◆ What you have to do
Omit every picture and write out the rest of the records exactly.

◆ Provided material
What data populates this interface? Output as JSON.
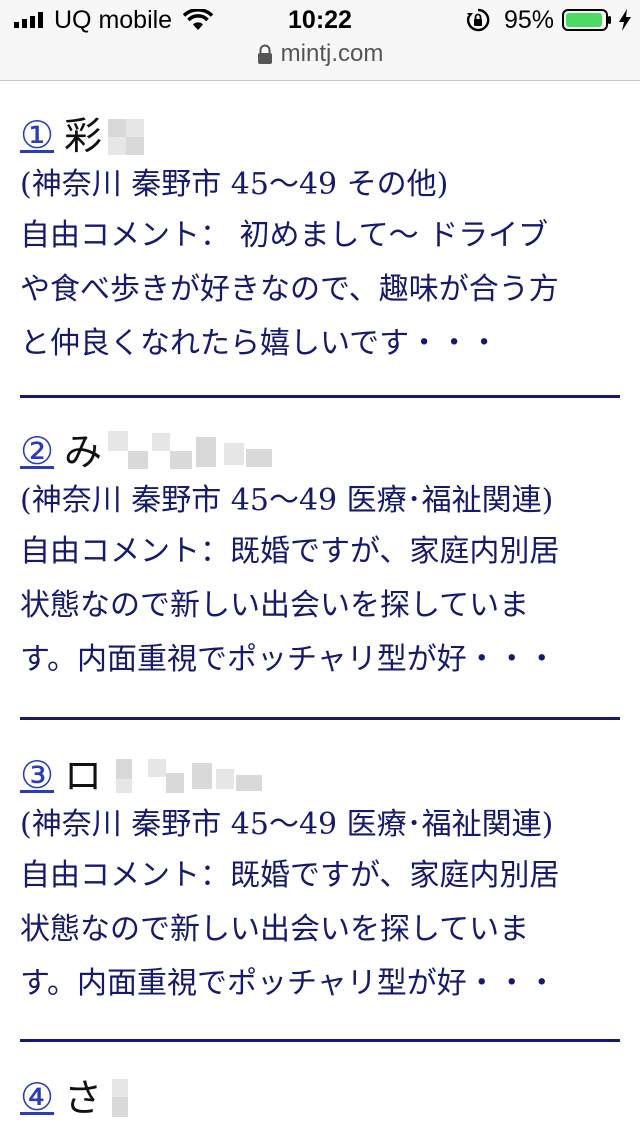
{
  "status": {
    "carrier": "UQ mobile",
    "time": "10:22",
    "battery": "95%",
    "battery_level": 0.95,
    "battery_color": "#4cd964"
  },
  "browser": {
    "url": "mintj.com"
  },
  "colors": {
    "link": "#2a3bbf",
    "text": "#161a6e",
    "divider": "#161a6e"
  },
  "entries": [
    {
      "number": "①",
      "name": "彩",
      "meta": "(神奈川 秦野市 45〜49 その他)",
      "comment_lines": [
        "自由コメント： 初めまして〜 ドライブ",
        "や食べ歩きが好きなので、趣味が合う方",
        "と仲良くなれたら嬉しいです・・・"
      ]
    },
    {
      "number": "②",
      "name": "み",
      "meta": "(神奈川 秦野市 45〜49 医療･福祉関連)",
      "comment_lines": [
        "自由コメント：既婚ですが、家庭内別居",
        "状態なので新しい出会いを探していま",
        "す。内面重視でポッチャリ型が好・・・"
      ]
    },
    {
      "number": "③",
      "name": "ロ",
      "meta": "(神奈川 秦野市 45〜49 医療･福祉関連)",
      "comment_lines": [
        "自由コメント：既婚ですが、家庭内別居",
        "状態なので新しい出会いを探していま",
        "す。内面重視でポッチャリ型が好・・・"
      ]
    },
    {
      "number": "④",
      "name": "さ"
    }
  ]
}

◆ Answer to this exercise
What data populates this interface? Output as JSON.
{
  "status": {
    "carrier": "UQ mobile",
    "time": "10:22",
    "battery": "95%",
    "battery_level": 0.95,
    "battery_color": "#4cd964"
  },
  "browser": {
    "url": "mintj.com"
  },
  "colors": {
    "link": "#2a3bbf",
    "text": "#161a6e",
    "divider": "#161a6e"
  },
  "entries": [
    {
      "number": "①",
      "name": "彩",
      "meta": "(神奈川 秦野市 45〜49 その他)",
      "comment_lines": [
        "自由コメント： 初めまして〜 ドライブ",
        "や食べ歩きが好きなので、趣味が合う方",
        "と仲良くなれたら嬉しいです・・・"
      ]
    },
    {
      "number": "②",
      "name": "み",
      "meta": "(神奈川 秦野市 45〜49 医療･福祉関連)",
      "comment_lines": [
        "自由コメント：既婚ですが、家庭内別居",
        "状態なので新しい出会いを探していま",
        "す。内面重視でポッチャリ型が好・・・"
      ]
    },
    {
      "number": "③",
      "name": "ロ",
      "meta": "(神奈川 秦野市 45〜49 医療･福祉関連)",
      "comment_lines": [
        "自由コメント：既婚ですが、家庭内別居",
        "状態なので新しい出会いを探していま",
        "す。内面重視でポッチャリ型が好・・・"
      ]
    },
    {
      "number": "④",
      "name": "さ"
    }
  ]
}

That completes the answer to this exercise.